■ **Exercise description**: Pick out each row below that contains the word "elements", and copy every such row in full.

■ **Provided data**:
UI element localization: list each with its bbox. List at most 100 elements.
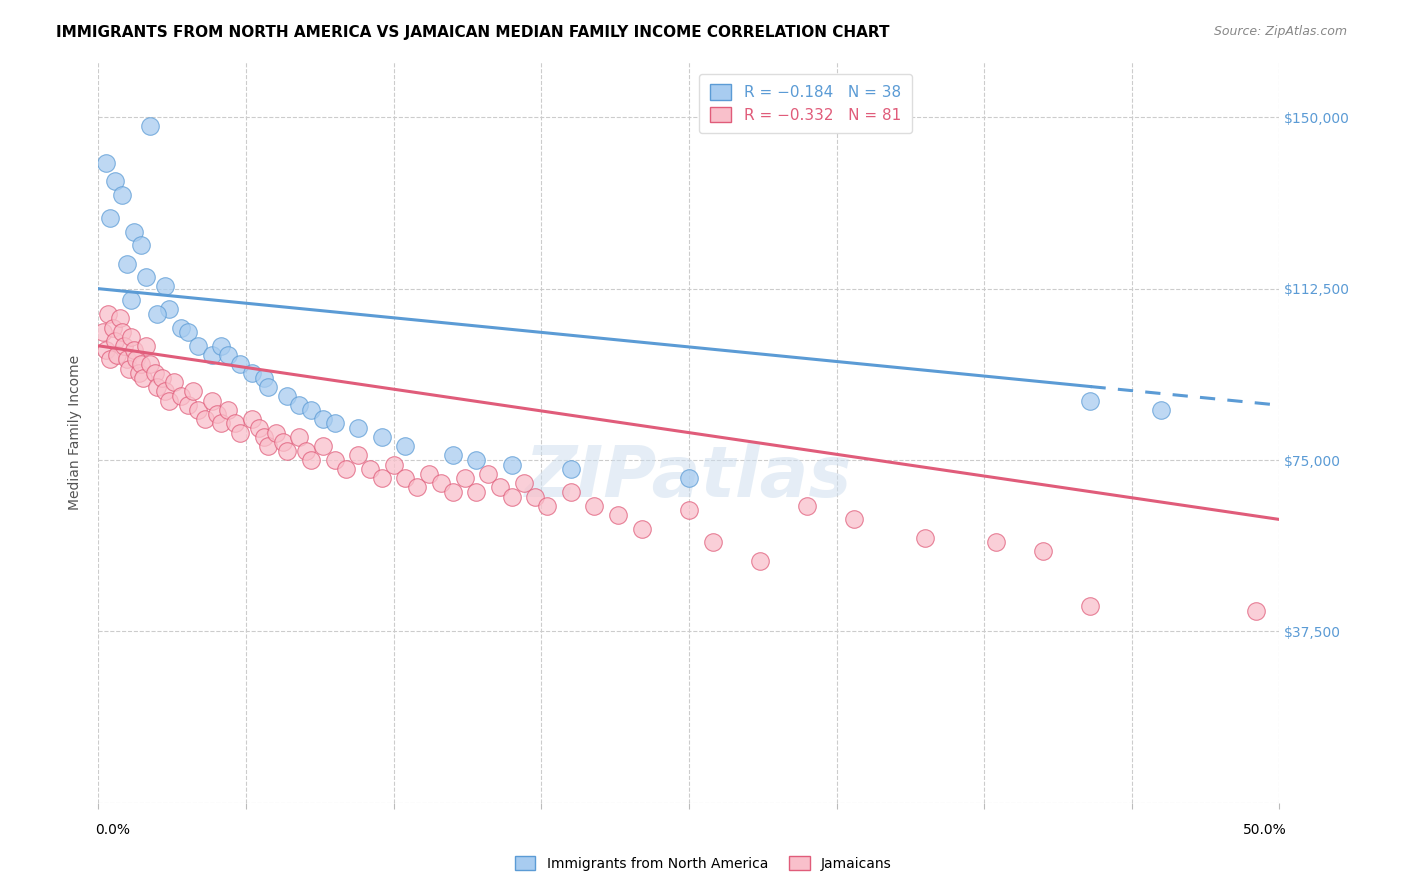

* * *

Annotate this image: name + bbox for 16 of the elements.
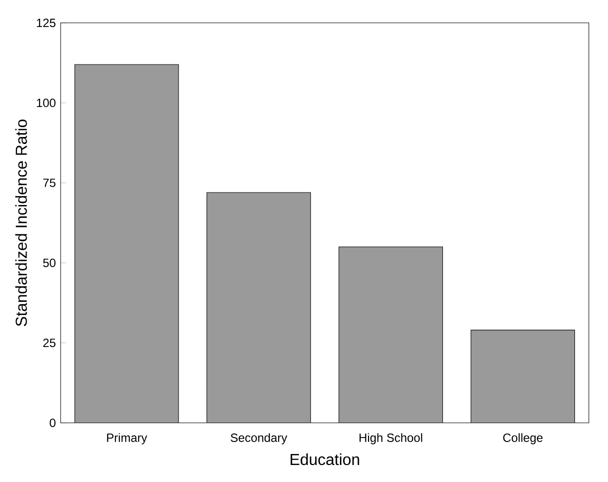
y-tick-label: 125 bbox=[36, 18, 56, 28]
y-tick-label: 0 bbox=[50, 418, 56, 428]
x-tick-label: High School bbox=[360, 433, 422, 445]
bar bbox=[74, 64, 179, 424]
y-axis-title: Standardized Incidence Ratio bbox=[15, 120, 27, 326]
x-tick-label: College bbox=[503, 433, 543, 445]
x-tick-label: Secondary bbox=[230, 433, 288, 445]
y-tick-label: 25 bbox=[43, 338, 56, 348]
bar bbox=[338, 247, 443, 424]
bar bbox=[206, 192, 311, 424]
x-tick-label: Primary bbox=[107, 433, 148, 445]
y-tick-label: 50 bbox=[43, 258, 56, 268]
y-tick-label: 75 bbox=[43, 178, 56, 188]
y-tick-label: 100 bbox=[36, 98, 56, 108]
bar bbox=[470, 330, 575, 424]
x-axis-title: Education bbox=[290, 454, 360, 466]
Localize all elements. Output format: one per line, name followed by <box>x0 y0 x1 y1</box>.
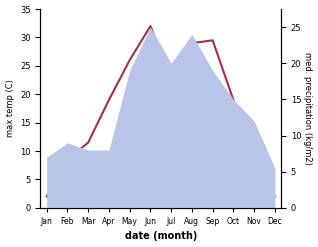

■ **Full answer**:
UI element localization: list each with its bbox. List at most 100 elements.
Annotate this image: name + bbox for 16 of the elements.
Localize all elements. Output format: one per line, name followed by <box>x0 y0 x1 y1</box>.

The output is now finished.